▶ **Task statement**
Identify the line with "Give me a plain-text"; copy word for word that line and every one after it, to the end of the listing. Exclude pictures.

▶ **Raw records**

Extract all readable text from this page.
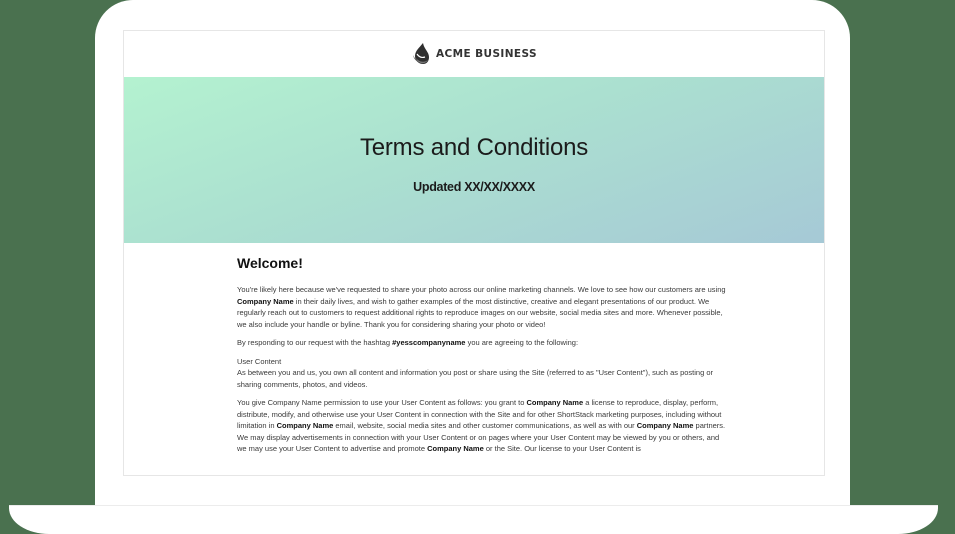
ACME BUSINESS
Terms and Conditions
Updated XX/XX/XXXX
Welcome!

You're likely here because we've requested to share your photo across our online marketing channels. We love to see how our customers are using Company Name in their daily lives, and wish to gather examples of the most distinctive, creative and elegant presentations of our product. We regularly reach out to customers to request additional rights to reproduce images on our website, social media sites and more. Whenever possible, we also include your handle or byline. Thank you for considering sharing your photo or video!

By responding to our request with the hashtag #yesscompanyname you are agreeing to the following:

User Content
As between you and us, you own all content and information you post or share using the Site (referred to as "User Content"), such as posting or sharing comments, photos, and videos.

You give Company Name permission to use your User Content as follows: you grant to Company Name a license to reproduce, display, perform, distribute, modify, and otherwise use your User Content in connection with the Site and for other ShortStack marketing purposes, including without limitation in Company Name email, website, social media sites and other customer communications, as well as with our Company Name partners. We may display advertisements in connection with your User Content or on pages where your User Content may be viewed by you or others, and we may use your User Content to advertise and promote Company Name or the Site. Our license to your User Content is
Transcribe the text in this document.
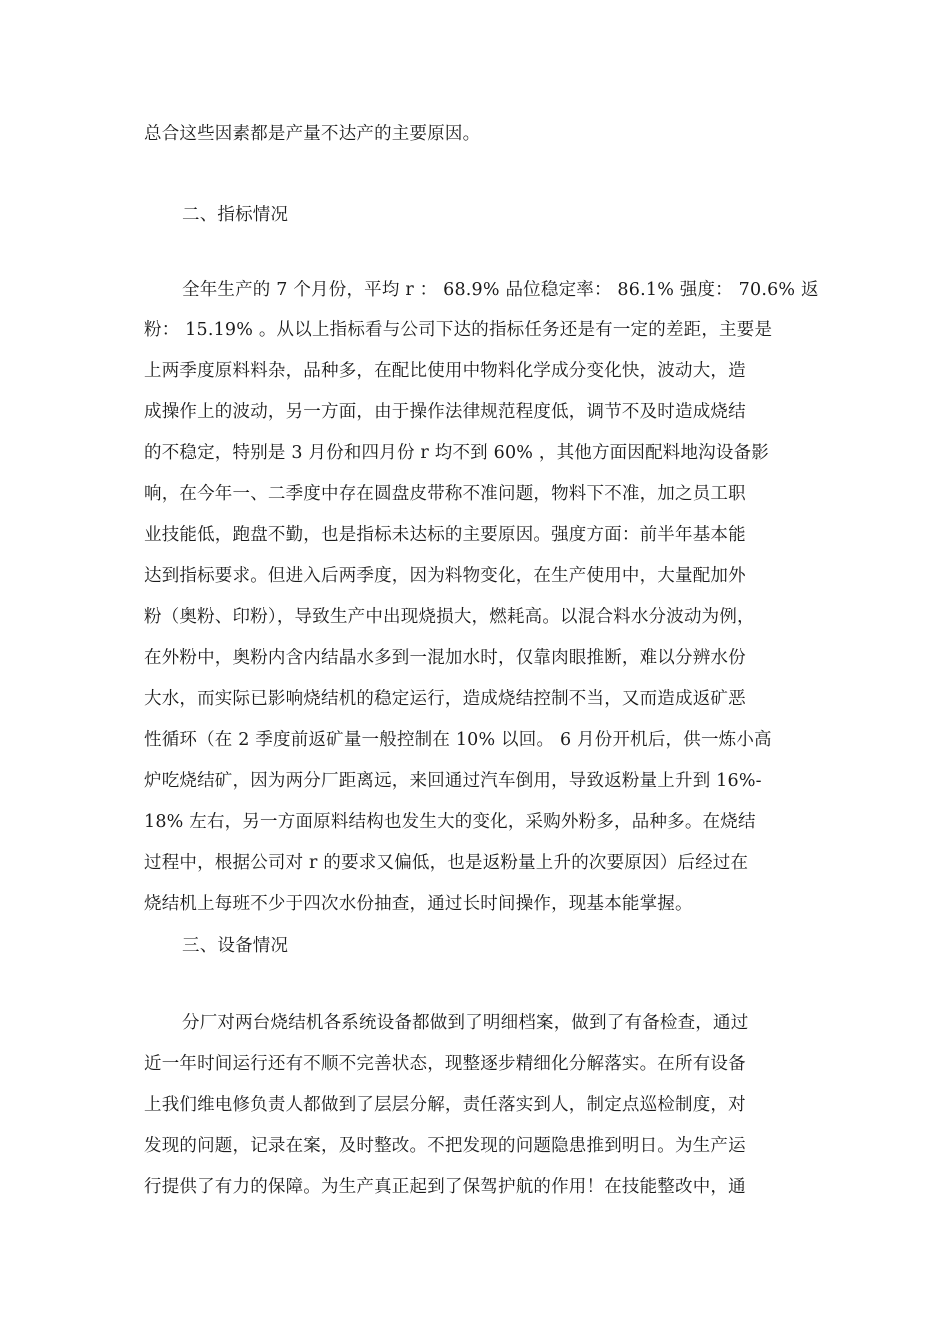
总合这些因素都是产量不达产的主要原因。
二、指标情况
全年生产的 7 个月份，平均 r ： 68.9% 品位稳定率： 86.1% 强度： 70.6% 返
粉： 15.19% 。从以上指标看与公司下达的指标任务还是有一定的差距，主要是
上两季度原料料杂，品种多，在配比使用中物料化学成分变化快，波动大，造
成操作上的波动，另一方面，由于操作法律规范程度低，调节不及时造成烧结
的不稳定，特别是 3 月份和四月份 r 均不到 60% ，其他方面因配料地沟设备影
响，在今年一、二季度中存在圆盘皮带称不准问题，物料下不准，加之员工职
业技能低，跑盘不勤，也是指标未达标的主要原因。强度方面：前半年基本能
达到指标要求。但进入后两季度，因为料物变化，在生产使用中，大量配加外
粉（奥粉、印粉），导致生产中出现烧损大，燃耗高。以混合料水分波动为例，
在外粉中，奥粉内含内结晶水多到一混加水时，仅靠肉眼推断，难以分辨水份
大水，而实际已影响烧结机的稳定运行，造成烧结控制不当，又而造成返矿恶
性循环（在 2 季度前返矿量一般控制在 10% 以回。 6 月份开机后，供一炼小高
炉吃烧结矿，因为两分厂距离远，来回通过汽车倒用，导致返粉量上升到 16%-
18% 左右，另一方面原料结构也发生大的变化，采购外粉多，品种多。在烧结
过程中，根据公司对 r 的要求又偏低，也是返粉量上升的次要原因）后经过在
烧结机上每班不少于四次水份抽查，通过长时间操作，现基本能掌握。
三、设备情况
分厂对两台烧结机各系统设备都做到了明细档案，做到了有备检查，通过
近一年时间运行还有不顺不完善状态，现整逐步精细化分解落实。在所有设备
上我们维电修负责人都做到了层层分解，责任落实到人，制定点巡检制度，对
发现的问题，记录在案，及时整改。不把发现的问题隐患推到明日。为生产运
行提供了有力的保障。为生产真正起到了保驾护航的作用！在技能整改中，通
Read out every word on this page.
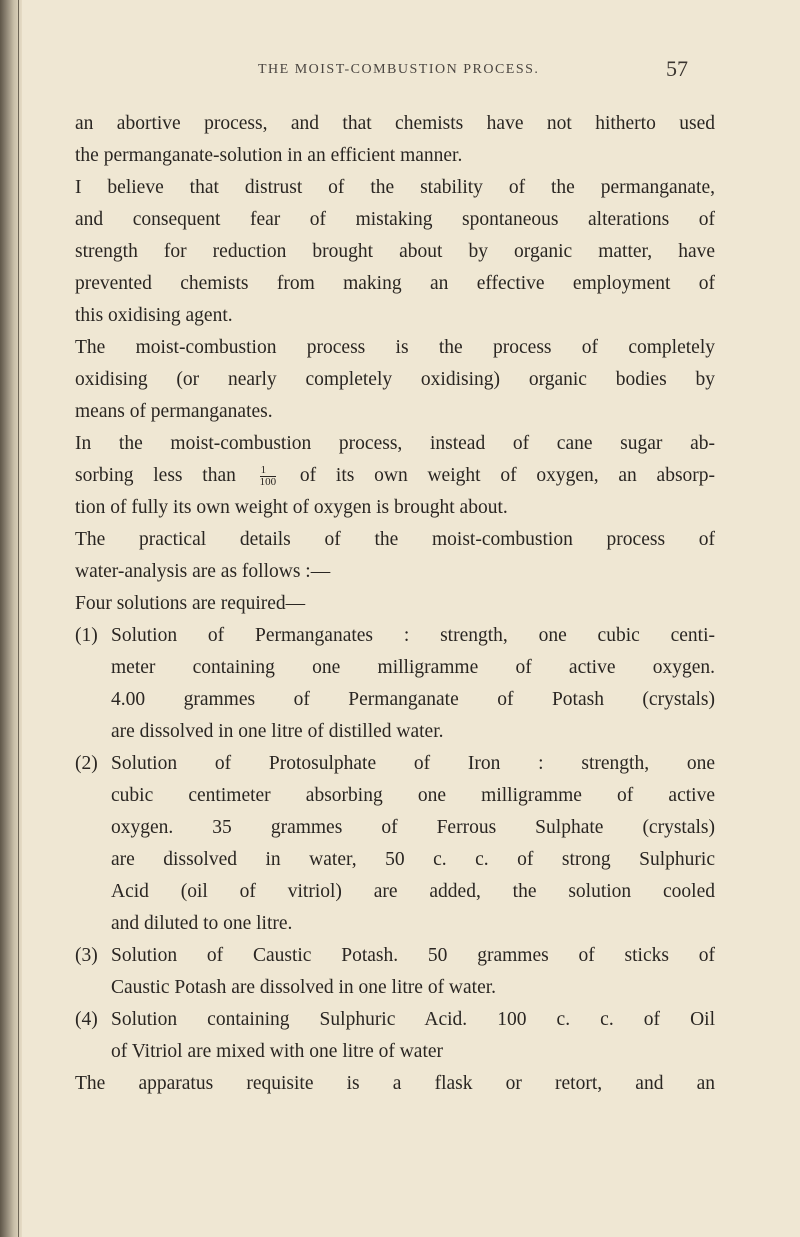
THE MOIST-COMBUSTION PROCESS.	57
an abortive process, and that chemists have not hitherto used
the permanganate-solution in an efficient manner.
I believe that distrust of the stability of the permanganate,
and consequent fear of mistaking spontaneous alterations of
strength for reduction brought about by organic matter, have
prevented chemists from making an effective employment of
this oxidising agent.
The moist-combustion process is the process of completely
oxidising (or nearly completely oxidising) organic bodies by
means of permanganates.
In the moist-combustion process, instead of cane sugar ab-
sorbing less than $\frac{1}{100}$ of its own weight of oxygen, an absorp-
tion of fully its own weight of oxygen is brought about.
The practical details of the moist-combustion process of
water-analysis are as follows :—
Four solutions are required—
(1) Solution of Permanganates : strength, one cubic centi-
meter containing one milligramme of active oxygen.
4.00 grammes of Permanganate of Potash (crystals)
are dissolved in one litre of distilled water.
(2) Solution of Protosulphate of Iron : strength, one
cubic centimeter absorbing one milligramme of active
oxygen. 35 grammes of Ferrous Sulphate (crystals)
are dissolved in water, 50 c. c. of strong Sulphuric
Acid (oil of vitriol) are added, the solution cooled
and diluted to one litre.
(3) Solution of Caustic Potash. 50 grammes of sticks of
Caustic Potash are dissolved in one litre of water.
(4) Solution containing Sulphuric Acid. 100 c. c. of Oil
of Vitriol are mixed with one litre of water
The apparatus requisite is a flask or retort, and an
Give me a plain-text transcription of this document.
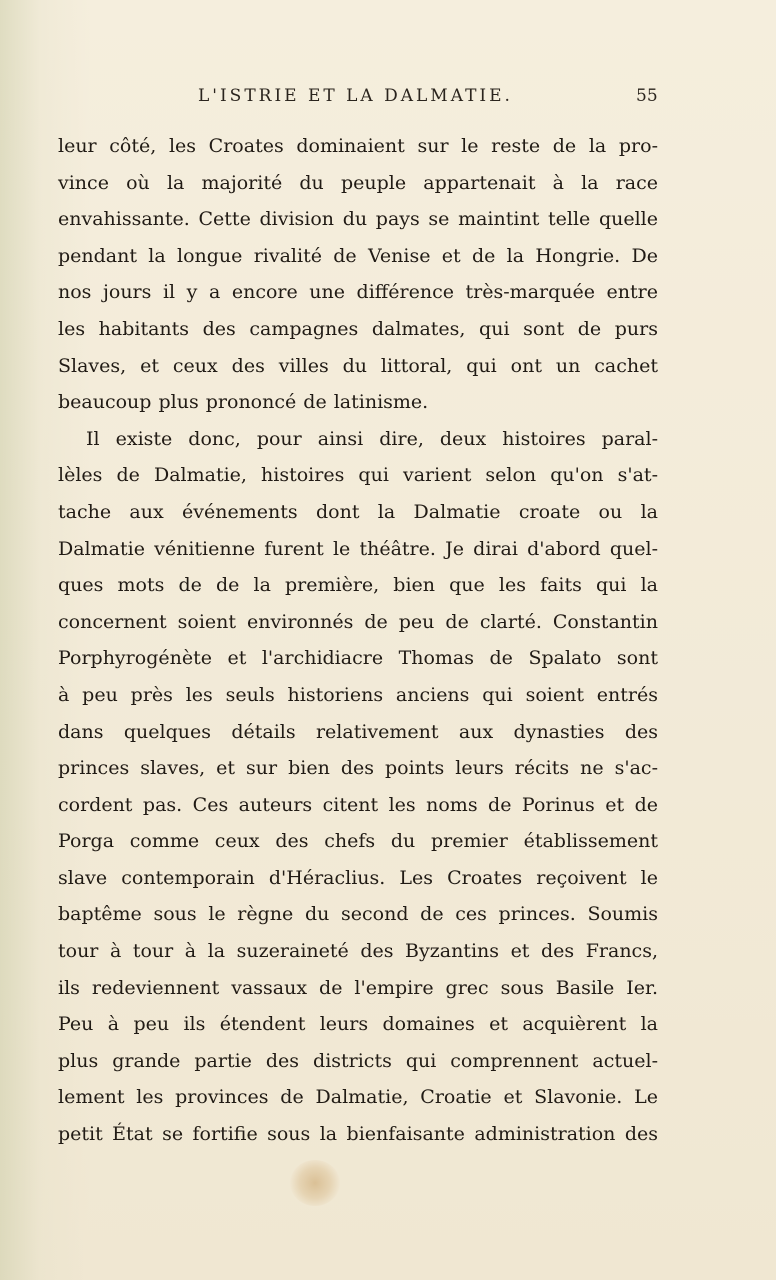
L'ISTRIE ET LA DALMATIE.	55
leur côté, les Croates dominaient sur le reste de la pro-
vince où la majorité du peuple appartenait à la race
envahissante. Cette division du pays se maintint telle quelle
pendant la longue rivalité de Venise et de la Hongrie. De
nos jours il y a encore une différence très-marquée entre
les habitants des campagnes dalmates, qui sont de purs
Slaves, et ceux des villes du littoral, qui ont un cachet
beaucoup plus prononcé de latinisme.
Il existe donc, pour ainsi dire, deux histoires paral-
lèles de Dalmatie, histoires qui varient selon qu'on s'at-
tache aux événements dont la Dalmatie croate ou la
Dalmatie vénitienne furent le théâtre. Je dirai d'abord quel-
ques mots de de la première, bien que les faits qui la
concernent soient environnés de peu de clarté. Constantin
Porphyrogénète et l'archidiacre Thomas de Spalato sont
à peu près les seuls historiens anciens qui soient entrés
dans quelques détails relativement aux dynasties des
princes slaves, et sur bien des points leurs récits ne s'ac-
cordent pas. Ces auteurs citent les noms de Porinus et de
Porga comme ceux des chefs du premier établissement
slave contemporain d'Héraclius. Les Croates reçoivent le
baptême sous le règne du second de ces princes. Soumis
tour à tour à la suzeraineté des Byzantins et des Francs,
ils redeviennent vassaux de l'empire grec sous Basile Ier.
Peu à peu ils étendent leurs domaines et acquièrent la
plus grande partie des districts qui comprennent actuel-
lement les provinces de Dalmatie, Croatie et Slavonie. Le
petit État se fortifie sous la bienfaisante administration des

▶ **Task response**
Give me a plain-text transcription of this document.
L'ISTRIE ET LA DALMATIE.	55
leur côté, les Croates dominaient sur le reste de la pro-
vince où la majorité du peuple appartenait à la race
envahissante. Cette division du pays se maintint telle quelle
pendant la longue rivalité de Venise et de la Hongrie. De
nos jours il y a encore une différence très-marquée entre
les habitants des campagnes dalmates, qui sont de purs
Slaves, et ceux des villes du littoral, qui ont un cachet
beaucoup plus prononcé de latinisme.
Il existe donc, pour ainsi dire, deux histoires paral-
lèles de Dalmatie, histoires qui varient selon qu'on s'at-
tache aux événements dont la Dalmatie croate ou la
Dalmatie vénitienne furent le théâtre. Je dirai d'abord quel-
ques mots de de la première, bien que les faits qui la
concernent soient environnés de peu de clarté. Constantin
Porphyrogénète et l'archidiacre Thomas de Spalato sont
à peu près les seuls historiens anciens qui soient entrés
dans quelques détails relativement aux dynasties des
princes slaves, et sur bien des points leurs récits ne s'ac-
cordent pas. Ces auteurs citent les noms de Porinus et de
Porga comme ceux des chefs du premier établissement
slave contemporain d'Héraclius. Les Croates reçoivent le
baptême sous le règne du second de ces princes. Soumis
tour à tour à la suzeraineté des Byzantins et des Francs,
ils redeviennent vassaux de l'empire grec sous Basile Ier.
Peu à peu ils étendent leurs domaines et acquièrent la
plus grande partie des districts qui comprennent actuel-
lement les provinces de Dalmatie, Croatie et Slavonie. Le
petit État se fortifie sous la bienfaisante administration des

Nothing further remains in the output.